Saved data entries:
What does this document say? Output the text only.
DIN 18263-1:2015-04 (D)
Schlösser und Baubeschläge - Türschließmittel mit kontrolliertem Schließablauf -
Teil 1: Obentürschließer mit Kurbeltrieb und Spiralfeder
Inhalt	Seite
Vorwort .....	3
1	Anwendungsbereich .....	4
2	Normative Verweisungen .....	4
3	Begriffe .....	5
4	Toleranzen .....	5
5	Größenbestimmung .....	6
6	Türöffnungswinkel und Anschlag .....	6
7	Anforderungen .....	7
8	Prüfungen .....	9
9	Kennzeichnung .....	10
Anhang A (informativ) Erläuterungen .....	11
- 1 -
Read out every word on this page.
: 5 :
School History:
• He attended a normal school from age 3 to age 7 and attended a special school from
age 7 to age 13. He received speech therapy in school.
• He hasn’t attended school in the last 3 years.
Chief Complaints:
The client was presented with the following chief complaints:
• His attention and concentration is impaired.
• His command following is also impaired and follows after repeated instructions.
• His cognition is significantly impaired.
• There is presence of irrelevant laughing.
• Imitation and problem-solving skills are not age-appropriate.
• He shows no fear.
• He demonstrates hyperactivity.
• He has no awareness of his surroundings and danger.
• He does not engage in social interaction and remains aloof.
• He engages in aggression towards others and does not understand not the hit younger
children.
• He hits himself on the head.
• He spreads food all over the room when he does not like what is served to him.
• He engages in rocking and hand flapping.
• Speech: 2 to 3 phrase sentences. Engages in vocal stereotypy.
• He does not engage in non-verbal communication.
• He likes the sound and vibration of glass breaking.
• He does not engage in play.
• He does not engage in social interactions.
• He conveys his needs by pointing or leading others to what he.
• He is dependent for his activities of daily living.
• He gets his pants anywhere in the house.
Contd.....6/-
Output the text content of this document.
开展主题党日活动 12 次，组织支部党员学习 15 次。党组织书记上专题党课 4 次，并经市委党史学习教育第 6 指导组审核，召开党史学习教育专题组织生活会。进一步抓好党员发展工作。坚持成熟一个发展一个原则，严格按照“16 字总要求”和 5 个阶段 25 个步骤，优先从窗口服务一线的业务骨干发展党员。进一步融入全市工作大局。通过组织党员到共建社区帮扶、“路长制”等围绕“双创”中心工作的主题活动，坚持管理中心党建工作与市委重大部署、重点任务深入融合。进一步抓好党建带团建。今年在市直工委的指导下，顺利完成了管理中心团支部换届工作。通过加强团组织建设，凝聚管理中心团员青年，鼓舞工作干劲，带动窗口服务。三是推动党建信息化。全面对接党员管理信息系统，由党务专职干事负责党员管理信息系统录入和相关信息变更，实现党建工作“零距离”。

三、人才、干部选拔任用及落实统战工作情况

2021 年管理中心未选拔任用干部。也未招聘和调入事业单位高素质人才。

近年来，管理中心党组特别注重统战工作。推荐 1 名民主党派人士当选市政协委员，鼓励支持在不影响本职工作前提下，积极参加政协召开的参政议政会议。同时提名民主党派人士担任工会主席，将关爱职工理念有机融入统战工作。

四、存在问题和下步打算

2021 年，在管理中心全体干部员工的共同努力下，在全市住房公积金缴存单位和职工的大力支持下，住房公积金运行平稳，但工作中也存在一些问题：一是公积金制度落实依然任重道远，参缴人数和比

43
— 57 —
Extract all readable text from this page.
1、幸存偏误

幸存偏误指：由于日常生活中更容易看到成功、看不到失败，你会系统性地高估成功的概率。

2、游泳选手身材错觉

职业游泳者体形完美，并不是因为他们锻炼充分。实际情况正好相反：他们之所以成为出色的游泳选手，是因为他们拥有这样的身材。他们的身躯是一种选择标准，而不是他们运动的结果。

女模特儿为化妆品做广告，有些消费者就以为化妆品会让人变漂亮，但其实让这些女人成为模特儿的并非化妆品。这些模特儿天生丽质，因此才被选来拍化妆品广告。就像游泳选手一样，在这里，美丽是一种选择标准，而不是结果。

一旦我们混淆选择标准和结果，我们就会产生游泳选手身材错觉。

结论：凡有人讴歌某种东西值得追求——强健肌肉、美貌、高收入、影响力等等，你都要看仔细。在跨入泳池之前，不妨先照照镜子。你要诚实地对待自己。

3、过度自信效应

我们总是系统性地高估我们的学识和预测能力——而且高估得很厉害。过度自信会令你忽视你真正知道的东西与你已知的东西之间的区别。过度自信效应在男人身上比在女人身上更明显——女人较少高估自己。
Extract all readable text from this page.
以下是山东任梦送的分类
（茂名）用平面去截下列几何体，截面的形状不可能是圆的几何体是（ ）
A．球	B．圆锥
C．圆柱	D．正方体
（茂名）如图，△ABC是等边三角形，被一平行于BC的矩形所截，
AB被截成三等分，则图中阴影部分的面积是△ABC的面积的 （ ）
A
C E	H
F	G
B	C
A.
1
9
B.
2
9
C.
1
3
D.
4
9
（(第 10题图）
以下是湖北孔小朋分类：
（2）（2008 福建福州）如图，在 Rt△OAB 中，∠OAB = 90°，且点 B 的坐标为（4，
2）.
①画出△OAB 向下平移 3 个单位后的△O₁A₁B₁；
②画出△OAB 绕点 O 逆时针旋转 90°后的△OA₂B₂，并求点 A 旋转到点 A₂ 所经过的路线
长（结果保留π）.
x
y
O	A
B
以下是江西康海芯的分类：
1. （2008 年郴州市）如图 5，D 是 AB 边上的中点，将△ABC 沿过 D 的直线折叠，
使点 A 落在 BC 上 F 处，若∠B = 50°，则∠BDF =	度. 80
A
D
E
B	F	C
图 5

What you have to do: Look over the listing. Pull out every line with the string "document" in it.

Solution to this exercise:
What does this document say? Output the text only.
Output the text content of this document.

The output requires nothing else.